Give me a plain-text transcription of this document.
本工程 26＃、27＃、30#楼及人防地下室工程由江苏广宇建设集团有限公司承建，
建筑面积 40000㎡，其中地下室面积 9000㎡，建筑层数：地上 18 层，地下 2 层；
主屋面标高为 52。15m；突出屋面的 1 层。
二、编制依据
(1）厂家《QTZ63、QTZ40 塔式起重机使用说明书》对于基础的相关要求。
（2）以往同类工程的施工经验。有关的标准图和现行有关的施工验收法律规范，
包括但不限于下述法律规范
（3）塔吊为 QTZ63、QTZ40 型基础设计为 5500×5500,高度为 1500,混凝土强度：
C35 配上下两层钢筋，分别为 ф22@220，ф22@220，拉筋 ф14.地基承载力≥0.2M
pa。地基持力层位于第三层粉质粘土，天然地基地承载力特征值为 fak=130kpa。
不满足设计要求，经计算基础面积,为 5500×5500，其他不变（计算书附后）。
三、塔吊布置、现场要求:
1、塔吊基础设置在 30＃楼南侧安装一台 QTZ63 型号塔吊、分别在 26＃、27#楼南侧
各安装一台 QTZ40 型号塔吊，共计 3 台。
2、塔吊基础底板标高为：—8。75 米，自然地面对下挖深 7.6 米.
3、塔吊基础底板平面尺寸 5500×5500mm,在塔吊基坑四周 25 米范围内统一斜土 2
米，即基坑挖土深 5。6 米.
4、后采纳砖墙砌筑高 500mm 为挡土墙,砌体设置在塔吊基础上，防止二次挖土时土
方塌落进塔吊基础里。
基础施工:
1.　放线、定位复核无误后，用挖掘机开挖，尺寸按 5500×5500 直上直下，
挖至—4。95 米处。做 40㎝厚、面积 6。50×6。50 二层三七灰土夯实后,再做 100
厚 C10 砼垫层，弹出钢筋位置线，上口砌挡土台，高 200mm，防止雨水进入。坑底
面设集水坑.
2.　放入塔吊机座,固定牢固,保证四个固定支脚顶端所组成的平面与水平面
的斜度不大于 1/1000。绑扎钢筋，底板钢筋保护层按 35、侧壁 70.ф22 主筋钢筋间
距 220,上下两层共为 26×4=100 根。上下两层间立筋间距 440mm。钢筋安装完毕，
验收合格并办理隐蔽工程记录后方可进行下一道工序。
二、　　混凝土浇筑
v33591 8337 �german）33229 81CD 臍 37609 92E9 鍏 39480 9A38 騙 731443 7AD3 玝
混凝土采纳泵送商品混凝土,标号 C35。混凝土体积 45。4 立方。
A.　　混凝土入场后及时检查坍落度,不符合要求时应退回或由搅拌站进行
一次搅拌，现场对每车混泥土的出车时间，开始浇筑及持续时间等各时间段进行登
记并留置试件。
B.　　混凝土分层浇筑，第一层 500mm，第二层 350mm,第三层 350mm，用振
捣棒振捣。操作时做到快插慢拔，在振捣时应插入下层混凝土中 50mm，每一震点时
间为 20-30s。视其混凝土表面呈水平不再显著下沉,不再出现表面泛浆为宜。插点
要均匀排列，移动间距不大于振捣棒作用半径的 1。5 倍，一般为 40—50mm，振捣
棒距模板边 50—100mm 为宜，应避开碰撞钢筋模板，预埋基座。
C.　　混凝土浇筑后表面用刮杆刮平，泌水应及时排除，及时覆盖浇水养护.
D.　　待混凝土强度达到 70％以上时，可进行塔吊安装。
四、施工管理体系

⁂

Stated problem: Retype the entries one by one, exactly.

Final answer:
Give me a plain-text transcription of this document.
本工程 26＃、27＃、30#楼及人防地下室工程由江苏广宇建设集团有限公司承建，
建筑面积 40000㎡，其中地下室面积 9000㎡，建筑层数：地上 18 层，地下 2 层；
主屋面标高为 52。15m；突出屋面的 1 层。
二、编制依据
(1）厂家《QTZ63、QTZ40 塔式起重机使用说明书》对于基础的相关要求。
（2）以往同类工程的施工经验。有关的标准图和现行有关的施工验收法律规范，
包括但不限于下述法律规范
（3）塔吊为 QTZ63、QTZ40 型基础设计为 5500×5500,高度为 1500,混凝土强度：
C35 配上下两层钢筋，分别为 ф22@220，ф22@220，拉筋 ф14.地基承载力≥0.2M
pa。地基持力层位于第三层粉质粘土，天然地基地承载力特征值为 fak=130kpa。
不满足设计要求，经计算基础面积,为 5500×5500，其他不变（计算书附后）。
三、塔吊布置、现场要求:
1、塔吊基础设置在 30＃楼南侧安装一台 QTZ63 型号塔吊、分别在 26＃、27#楼南侧
各安装一台 QTZ40 型号塔吊，共计 3 台。
2、塔吊基础底板标高为：—8。75 米，自然地面对下挖深 7.6 米.
3、塔吊基础底板平面尺寸 5500×5500mm,在塔吊基坑四周 25 米范围内统一斜土 2
米，即基坑挖土深 5。6 米.
4、后采纳砖墙砌筑高 500mm 为挡土墙,砌体设置在塔吊基础上，防止二次挖土时土
方塌落进塔吊基础里。
基础施工:
1.　放线、定位复核无误后，用挖掘机开挖，尺寸按 5500×5500 直上直下，
挖至—4。95 米处。做 40㎝厚、面积 6。50×6。50 二层三七灰土夯实后,再做 100
厚 C10 砼垫层，弹出钢筋位置线，上口砌挡土台，高 200mm，防止雨水进入。坑底
面设集水坑.
2.　放入塔吊机座,固定牢固,保证四个固定支脚顶端所组成的平面与水平面
的斜度不大于 1/1000。绑扎钢筋，底板钢筋保护层按 35、侧壁 70.ф22 主筋钢筋间
距 220,上下两层共为 26×4=100 根。上下两层间立筋间距 440mm。钢筋安装完毕，
验收合格并办理隐蔽工程记录后方可进行下一道工序。
二、　　混凝土浇筑
v33591 8337 �german）33229 81CD 臍 37609 92E9 鍏 39480 9A38 騙 731443 7AD3 玝
混凝土采纳泵送商品混凝土,标号 C35。混凝土体积 45。4 立方。
A.　　混凝土入场后及时检查坍落度,不符合要求时应退回或由搅拌站进行
一次搅拌，现场对每车混泥土的出车时间，开始浇筑及持续时间等各时间段进行登
记并留置试件。
B.　　混凝土分层浇筑，第一层 500mm，第二层 350mm,第三层 350mm，用振
捣棒振捣。操作时做到快插慢拔，在振捣时应插入下层混凝土中 50mm，每一震点时
间为 20-30s。视其混凝土表面呈水平不再显著下沉,不再出现表面泛浆为宜。插点
要均匀排列，移动间距不大于振捣棒作用半径的 1。5 倍，一般为 40—50mm，振捣
棒距模板边 50—100mm 为宜，应避开碰撞钢筋模板，预埋基座。
C.　　混凝土浇筑后表面用刮杆刮平，泌水应及时排除，及时覆盖浇水养护.
D.　　待混凝土强度达到 70％以上时，可进行塔吊安装。
四、施工管理体系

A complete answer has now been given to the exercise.